TASK TO COMPLETE => Scan the entries below. List each line with "unix".

Records from a data source =>
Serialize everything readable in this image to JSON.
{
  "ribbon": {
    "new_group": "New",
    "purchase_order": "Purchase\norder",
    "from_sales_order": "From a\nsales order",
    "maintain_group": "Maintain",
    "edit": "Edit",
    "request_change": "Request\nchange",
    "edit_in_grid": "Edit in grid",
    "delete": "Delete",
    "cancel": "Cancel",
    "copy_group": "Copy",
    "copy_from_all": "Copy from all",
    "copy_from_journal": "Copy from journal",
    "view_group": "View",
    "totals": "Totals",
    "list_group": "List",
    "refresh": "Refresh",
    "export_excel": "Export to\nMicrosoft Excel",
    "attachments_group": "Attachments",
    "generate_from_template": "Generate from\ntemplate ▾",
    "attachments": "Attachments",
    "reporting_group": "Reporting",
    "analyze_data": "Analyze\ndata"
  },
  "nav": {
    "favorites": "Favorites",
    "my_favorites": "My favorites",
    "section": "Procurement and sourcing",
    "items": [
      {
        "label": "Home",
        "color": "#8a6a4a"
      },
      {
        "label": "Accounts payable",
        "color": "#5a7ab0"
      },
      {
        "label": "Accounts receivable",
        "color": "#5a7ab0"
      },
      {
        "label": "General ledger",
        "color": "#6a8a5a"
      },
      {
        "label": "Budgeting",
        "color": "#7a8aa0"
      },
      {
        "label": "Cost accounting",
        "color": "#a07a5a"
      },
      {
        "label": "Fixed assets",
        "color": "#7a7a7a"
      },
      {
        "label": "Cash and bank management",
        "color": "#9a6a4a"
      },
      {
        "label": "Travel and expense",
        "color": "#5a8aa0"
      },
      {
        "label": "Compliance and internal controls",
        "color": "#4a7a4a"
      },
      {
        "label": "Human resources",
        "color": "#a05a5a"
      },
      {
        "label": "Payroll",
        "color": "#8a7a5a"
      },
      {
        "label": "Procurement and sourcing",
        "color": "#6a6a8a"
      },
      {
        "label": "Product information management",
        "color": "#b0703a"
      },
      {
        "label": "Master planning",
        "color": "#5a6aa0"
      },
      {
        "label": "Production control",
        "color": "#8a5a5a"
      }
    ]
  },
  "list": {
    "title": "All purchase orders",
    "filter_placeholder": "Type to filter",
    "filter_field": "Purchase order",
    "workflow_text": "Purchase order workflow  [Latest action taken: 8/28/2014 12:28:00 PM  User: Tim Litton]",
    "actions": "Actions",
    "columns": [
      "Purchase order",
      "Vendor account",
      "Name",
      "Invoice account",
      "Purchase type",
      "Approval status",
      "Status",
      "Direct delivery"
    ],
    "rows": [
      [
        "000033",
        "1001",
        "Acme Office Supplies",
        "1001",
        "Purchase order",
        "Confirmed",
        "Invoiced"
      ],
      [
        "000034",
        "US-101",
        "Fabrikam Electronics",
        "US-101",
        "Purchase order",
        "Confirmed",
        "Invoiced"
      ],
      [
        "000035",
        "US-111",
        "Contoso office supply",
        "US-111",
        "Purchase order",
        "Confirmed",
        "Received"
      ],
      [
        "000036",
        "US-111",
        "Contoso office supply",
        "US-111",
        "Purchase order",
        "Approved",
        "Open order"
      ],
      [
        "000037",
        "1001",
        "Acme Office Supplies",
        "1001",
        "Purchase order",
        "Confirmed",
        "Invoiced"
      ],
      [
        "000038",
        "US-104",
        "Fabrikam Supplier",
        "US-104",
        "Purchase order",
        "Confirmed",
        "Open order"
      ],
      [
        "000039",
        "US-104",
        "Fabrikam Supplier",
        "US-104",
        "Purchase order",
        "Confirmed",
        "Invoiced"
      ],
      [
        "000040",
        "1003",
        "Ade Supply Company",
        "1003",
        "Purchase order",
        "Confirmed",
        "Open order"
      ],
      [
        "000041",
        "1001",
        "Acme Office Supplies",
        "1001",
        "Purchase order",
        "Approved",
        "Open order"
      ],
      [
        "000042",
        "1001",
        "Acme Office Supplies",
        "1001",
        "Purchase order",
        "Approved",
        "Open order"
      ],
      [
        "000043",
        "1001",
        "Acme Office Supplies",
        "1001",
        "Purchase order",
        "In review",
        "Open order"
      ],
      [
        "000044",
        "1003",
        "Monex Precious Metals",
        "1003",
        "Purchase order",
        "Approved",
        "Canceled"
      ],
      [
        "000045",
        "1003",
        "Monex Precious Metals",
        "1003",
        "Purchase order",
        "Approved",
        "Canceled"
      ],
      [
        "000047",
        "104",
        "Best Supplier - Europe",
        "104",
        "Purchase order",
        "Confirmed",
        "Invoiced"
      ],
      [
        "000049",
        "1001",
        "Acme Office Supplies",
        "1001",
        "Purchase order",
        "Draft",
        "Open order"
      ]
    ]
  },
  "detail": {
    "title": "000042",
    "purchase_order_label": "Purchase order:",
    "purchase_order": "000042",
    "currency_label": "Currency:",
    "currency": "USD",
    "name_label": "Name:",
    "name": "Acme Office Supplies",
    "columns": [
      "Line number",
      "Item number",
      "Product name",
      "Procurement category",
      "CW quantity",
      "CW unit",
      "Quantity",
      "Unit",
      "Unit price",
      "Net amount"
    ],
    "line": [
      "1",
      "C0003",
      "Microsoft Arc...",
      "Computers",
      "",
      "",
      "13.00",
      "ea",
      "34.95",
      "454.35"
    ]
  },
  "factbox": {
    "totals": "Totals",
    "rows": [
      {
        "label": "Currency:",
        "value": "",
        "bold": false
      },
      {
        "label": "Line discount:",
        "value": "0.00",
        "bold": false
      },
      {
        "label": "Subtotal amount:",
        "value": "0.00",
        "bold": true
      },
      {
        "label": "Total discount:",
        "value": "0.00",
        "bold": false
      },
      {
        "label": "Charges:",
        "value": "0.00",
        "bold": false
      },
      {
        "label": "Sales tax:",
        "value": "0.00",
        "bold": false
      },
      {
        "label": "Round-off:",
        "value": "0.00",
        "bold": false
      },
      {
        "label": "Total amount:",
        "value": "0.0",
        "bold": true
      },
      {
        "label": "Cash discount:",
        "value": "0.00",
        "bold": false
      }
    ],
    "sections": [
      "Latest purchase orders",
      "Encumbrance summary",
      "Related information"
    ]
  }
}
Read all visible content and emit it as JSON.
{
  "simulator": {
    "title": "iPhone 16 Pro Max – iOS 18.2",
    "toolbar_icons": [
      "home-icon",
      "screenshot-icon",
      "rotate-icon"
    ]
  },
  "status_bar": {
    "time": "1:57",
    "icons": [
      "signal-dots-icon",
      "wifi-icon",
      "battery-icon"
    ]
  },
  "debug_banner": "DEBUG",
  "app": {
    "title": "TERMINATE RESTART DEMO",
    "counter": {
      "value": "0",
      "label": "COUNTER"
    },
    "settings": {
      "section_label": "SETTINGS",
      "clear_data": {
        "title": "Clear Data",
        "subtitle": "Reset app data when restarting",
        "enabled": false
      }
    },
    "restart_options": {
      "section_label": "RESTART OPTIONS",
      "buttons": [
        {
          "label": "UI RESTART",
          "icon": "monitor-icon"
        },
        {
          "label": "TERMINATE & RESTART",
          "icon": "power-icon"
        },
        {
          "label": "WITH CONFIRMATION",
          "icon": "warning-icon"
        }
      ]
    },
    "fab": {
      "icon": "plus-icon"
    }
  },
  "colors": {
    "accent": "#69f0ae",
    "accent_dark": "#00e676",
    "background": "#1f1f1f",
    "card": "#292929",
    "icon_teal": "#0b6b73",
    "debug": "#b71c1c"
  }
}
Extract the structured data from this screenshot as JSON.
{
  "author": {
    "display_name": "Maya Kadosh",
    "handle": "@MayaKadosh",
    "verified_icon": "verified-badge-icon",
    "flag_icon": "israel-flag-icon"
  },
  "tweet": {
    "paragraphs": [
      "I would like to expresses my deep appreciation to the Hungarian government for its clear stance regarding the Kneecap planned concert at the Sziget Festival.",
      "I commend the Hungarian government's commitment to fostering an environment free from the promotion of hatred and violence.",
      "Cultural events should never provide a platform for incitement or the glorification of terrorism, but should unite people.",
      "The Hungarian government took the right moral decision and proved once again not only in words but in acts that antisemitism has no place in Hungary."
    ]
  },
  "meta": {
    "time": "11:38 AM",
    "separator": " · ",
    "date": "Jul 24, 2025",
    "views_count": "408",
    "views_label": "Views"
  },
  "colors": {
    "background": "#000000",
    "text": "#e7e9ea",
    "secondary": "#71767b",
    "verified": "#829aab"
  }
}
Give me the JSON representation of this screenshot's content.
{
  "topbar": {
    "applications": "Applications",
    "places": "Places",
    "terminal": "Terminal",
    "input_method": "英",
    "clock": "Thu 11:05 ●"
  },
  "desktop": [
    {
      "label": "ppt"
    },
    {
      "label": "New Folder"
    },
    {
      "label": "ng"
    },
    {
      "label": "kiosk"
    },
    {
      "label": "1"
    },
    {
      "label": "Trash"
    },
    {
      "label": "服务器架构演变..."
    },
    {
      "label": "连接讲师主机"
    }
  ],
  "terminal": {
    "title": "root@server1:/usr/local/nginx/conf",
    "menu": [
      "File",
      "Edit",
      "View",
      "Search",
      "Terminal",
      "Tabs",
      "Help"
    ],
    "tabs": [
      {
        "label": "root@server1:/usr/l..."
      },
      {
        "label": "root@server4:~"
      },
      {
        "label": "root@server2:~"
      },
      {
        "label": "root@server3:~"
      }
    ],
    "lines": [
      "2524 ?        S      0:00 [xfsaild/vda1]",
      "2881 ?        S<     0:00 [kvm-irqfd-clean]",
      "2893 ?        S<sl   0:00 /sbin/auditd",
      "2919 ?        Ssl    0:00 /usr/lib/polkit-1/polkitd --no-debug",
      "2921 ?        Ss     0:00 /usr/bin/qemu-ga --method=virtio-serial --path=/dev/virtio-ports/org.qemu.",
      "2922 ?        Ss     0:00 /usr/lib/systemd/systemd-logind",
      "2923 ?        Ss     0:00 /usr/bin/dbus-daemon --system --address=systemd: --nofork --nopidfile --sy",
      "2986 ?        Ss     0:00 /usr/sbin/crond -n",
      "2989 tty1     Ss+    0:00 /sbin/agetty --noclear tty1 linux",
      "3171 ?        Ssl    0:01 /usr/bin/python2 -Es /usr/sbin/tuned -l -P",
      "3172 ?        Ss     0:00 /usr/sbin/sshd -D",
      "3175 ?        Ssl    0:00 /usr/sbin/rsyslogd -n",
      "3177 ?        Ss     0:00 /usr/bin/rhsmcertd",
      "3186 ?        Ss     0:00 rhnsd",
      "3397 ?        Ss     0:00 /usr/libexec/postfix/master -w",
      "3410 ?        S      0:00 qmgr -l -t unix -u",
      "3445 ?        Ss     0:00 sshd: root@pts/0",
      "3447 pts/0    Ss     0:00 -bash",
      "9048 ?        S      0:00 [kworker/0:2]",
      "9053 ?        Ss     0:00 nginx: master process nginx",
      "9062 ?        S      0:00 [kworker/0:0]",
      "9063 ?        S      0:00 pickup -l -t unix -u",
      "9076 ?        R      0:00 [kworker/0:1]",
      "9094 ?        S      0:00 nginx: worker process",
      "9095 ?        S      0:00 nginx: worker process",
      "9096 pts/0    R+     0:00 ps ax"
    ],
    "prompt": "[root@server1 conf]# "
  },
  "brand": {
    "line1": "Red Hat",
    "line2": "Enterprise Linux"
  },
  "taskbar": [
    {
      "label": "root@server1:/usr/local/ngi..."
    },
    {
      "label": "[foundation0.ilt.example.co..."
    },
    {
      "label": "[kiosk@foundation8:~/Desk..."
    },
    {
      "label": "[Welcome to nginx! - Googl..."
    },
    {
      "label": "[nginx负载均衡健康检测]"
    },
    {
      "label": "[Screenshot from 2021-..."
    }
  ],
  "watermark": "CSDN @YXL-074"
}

RESPONSE TO THIS EXERCISE =>
      "3410 ?        S      0:00 qmgr -l -t unix -u",
      "9063 ?        S      0:00 pickup -l -t unix -u",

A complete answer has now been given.